### Task to carry out
In the entries that follow, how many lines contain "erant"? Answer with the number only.

### The records
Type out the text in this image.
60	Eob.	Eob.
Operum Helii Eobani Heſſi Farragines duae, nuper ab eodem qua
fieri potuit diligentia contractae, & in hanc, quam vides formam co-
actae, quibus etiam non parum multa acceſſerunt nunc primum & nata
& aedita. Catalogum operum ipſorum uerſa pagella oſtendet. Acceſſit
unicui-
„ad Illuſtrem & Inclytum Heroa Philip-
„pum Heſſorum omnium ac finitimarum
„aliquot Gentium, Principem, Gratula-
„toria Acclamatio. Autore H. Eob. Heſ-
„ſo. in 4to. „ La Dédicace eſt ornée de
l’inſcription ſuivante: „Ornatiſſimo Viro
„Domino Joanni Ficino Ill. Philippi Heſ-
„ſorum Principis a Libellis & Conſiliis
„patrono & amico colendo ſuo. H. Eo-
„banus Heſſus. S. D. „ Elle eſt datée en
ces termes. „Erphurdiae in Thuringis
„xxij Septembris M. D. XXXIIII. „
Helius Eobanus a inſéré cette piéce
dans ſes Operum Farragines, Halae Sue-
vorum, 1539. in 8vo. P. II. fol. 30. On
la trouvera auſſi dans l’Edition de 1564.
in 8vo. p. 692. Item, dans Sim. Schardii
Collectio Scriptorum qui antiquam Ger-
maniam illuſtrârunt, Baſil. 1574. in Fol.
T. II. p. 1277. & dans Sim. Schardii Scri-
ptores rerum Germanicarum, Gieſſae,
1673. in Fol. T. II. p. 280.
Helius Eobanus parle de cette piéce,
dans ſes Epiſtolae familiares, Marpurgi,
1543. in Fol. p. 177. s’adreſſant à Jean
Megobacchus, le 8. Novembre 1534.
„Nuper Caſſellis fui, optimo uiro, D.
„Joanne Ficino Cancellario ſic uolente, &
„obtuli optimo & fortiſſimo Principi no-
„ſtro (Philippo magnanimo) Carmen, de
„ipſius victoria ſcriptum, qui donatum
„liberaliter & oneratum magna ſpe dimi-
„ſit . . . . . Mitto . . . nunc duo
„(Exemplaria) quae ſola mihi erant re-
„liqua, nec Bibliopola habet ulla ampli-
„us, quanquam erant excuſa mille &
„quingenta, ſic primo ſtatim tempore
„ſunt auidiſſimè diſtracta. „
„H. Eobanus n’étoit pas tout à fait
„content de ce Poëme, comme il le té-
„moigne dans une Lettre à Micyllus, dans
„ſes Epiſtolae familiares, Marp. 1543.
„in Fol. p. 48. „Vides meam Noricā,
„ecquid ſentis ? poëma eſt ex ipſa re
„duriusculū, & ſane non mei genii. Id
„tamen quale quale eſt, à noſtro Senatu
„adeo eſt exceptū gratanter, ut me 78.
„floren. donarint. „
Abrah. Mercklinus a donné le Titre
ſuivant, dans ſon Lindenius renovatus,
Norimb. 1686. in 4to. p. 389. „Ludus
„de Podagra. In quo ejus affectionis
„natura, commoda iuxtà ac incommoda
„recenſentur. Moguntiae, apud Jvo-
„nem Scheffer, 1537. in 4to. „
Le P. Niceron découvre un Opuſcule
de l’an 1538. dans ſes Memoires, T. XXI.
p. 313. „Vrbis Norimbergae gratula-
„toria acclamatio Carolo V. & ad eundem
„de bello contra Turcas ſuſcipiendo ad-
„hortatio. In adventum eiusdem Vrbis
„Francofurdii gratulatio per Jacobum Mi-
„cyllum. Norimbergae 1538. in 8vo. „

### Expected output
2